**Data:**
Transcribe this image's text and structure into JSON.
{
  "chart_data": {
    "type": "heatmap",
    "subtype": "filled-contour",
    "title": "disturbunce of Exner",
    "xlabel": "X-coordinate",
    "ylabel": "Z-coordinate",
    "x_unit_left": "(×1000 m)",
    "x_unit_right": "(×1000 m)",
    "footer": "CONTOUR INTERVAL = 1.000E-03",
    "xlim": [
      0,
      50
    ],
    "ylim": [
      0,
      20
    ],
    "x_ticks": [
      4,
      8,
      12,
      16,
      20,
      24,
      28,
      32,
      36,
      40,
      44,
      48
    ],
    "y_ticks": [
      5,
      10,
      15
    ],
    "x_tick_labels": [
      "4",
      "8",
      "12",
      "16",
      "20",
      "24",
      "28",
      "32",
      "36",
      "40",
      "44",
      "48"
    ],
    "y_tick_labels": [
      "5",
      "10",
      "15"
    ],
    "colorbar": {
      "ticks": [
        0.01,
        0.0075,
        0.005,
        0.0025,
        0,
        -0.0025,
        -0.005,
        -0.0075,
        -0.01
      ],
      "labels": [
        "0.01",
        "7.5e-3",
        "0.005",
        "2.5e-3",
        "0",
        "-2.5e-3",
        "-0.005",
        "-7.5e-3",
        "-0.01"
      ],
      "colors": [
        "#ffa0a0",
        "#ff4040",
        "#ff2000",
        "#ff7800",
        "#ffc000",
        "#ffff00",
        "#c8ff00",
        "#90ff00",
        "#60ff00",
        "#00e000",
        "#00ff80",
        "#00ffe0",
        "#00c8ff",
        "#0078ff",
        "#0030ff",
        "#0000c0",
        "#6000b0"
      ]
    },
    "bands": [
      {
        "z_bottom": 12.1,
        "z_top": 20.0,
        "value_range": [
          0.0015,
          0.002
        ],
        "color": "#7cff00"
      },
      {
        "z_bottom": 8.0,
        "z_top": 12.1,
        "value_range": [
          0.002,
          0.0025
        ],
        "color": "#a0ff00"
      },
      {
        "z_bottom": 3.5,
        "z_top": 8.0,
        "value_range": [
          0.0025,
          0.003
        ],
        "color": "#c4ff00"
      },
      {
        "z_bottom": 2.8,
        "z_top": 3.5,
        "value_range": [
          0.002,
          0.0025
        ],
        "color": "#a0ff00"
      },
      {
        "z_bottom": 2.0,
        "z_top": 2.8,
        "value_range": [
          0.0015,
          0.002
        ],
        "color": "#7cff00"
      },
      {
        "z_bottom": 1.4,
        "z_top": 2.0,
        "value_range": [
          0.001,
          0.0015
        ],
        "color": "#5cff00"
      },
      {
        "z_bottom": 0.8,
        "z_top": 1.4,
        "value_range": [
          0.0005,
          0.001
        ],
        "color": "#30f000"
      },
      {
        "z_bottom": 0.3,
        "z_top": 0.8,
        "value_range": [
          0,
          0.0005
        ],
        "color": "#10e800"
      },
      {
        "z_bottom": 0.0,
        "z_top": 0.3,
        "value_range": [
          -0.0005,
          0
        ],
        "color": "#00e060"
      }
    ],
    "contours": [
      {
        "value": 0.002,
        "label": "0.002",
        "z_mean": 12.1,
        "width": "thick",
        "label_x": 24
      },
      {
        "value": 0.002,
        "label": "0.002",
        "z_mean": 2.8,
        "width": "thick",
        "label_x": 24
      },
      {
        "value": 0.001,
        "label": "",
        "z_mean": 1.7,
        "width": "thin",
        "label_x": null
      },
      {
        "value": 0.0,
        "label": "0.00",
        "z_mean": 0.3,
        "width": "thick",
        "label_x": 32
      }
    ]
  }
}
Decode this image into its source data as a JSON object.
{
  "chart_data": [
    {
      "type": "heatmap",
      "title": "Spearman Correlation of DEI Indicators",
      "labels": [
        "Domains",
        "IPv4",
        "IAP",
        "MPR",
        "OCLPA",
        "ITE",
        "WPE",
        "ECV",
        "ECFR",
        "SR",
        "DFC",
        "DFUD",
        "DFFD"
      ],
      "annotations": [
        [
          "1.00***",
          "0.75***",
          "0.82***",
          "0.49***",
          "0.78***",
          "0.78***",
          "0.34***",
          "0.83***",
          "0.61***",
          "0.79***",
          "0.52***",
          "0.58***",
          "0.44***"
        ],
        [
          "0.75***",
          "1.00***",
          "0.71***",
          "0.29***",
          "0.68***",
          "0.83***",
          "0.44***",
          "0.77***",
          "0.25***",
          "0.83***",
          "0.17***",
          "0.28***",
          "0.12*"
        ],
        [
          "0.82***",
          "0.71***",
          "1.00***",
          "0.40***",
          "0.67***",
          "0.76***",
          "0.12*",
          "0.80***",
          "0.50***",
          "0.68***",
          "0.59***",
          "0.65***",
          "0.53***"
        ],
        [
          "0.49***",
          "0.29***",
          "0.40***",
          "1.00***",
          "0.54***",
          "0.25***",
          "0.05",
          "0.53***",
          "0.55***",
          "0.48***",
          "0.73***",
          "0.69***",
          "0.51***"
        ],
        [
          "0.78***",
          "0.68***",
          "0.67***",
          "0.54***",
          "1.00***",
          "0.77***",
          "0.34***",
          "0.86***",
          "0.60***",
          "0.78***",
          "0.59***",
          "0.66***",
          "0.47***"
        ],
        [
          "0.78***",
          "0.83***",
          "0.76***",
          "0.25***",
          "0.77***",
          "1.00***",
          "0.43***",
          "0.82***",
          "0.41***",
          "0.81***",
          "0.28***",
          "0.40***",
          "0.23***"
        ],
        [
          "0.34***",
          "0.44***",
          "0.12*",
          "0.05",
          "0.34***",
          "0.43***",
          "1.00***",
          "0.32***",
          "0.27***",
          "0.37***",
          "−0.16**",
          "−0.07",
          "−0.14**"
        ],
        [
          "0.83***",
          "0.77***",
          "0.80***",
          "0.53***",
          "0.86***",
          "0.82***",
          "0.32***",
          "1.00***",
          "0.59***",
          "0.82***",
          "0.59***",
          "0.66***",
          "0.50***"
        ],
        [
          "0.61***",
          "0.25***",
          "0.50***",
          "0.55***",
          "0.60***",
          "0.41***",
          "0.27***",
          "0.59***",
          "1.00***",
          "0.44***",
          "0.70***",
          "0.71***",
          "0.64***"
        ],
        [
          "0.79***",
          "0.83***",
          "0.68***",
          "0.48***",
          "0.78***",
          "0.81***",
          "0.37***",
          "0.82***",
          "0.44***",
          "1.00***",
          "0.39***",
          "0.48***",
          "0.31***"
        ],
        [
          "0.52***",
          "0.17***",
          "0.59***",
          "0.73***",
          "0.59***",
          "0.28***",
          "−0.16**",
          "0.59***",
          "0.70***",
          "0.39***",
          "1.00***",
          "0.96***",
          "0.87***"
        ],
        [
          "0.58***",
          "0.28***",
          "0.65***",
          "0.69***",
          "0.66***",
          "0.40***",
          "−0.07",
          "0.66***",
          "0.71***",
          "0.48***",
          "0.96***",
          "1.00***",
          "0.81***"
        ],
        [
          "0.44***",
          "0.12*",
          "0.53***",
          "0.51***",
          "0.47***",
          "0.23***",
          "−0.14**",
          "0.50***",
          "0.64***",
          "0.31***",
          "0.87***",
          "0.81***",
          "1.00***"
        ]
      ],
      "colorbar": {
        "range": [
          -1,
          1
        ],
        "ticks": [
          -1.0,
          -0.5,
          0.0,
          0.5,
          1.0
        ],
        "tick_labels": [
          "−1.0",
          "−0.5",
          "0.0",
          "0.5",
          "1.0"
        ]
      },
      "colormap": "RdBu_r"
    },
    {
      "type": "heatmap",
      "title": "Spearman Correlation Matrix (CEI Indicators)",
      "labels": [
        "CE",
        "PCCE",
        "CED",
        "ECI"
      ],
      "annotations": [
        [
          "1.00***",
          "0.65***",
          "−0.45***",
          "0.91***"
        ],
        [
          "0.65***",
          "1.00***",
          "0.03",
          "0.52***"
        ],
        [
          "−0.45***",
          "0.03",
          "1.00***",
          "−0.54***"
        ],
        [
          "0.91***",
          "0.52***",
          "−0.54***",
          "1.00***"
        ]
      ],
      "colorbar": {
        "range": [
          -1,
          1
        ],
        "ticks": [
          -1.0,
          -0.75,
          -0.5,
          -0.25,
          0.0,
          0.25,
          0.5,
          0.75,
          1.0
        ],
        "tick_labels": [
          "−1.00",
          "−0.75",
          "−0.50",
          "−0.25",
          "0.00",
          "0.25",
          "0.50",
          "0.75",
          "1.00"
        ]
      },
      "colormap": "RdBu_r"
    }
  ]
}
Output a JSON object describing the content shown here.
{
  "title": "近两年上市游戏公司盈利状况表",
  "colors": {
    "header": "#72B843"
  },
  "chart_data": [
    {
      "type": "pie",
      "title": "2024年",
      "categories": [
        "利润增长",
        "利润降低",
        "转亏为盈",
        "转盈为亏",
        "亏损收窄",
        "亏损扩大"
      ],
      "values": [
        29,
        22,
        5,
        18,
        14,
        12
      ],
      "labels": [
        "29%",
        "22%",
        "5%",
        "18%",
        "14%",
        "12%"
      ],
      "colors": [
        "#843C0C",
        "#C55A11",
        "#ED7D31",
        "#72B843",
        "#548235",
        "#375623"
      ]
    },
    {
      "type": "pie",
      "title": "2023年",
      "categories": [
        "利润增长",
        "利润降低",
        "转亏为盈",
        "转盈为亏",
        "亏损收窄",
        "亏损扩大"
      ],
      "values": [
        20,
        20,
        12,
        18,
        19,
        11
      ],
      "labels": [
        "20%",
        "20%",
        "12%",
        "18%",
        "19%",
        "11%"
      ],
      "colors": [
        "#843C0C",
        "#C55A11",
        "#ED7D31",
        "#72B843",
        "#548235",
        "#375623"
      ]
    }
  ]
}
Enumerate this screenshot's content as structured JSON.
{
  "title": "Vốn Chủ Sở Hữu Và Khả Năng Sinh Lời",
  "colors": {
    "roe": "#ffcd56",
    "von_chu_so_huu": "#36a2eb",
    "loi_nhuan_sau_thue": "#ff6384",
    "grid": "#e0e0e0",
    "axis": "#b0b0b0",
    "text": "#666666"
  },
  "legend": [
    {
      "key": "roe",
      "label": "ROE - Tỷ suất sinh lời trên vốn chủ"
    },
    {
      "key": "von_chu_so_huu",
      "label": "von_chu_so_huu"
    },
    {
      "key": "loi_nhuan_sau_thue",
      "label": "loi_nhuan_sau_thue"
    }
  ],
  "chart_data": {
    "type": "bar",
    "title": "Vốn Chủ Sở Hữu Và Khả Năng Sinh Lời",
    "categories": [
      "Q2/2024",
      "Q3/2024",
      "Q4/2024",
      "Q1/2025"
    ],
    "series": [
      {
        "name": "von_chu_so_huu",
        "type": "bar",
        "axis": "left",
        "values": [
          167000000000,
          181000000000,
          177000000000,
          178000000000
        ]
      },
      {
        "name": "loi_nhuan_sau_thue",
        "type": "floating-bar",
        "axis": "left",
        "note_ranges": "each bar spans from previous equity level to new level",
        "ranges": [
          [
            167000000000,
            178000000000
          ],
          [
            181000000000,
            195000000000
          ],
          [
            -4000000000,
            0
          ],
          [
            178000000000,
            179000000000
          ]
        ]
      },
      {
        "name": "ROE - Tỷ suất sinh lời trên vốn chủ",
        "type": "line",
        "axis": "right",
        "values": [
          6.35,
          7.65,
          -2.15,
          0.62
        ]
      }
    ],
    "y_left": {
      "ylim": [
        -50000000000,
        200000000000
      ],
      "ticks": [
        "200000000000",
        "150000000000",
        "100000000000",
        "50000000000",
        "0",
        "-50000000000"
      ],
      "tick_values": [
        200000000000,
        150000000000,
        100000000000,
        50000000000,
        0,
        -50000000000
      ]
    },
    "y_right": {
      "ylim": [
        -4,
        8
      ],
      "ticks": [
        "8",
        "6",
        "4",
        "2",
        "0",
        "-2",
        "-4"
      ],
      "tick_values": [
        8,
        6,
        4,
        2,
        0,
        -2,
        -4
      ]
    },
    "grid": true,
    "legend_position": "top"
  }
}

**What this task involves:** Take every line from the data that contains the word "Năng".

**Exercise answer:**
  "title": "Vốn Chủ Sở Hữu Và Khả Năng Sinh Lời",
    "title": "Vốn Chủ Sở Hữu Và Khả Năng Sinh Lời",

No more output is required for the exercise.